-- THE EXERCISE --
Go over the entries below line by line, copying each one that contains the word "Density".

-- DATA FOR THE TASK --

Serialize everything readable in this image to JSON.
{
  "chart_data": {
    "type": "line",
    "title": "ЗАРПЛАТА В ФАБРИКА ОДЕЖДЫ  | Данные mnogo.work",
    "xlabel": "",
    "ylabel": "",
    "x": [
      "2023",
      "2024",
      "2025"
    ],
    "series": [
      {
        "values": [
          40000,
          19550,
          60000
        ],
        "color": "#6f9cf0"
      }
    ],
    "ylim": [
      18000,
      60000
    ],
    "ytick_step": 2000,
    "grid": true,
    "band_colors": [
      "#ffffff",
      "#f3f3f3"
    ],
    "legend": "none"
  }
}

==

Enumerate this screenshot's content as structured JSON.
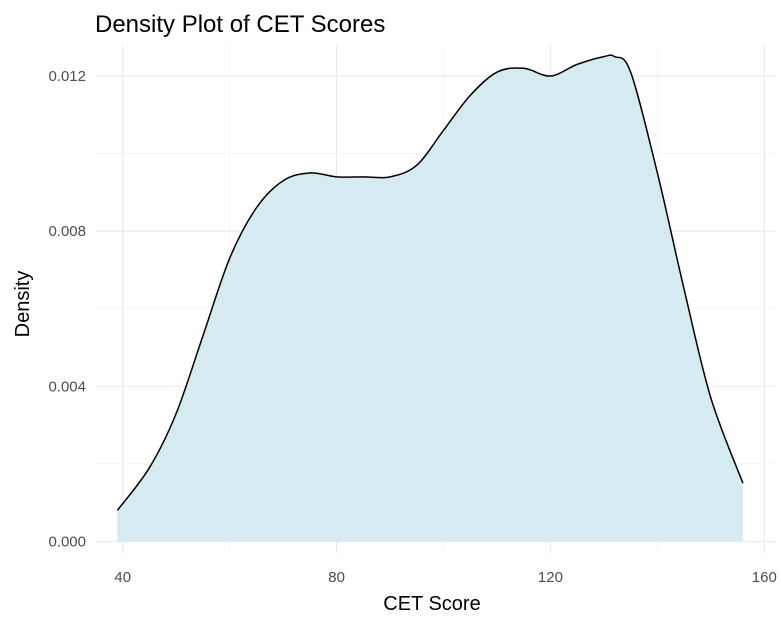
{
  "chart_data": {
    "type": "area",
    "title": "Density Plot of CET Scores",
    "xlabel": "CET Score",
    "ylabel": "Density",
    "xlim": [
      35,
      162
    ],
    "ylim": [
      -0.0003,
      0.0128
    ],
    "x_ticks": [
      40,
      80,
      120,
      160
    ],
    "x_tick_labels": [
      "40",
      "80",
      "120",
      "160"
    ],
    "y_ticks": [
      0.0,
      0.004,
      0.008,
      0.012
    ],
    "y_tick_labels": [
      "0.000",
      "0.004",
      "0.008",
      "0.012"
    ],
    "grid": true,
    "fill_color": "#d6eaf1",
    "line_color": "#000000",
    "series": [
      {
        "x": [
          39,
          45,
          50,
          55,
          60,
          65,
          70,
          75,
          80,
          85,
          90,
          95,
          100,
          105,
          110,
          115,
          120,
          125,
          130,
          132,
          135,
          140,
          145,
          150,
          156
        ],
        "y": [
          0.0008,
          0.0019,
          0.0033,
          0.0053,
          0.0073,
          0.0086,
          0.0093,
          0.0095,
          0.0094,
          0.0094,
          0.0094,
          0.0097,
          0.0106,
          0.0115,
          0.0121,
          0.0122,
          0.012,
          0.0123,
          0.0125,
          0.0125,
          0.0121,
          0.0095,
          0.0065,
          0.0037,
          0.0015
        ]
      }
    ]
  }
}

* * *

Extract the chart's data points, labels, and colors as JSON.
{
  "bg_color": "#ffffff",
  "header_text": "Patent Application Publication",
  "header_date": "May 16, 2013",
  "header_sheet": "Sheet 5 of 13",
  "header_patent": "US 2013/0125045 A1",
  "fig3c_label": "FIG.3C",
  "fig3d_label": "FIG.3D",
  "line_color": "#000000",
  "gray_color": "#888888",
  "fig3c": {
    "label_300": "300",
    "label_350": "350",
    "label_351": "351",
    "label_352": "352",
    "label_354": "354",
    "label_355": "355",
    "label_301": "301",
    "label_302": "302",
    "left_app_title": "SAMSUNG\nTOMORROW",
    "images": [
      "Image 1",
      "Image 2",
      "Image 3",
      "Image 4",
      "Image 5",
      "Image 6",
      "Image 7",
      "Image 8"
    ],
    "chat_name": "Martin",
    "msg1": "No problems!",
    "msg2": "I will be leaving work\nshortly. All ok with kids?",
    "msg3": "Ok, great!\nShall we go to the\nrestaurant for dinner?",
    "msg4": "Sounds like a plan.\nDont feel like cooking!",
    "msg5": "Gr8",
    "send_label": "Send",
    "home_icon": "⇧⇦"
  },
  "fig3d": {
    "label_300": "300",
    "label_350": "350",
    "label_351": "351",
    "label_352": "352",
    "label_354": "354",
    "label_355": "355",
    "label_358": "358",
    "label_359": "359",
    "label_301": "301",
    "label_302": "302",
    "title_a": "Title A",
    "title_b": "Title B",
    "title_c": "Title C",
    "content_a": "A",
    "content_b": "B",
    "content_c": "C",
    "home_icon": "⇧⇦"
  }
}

-- ANSWER FOR THE TASK --
    "title": "Density Plot of CET Scores",
    "ylabel": "Density",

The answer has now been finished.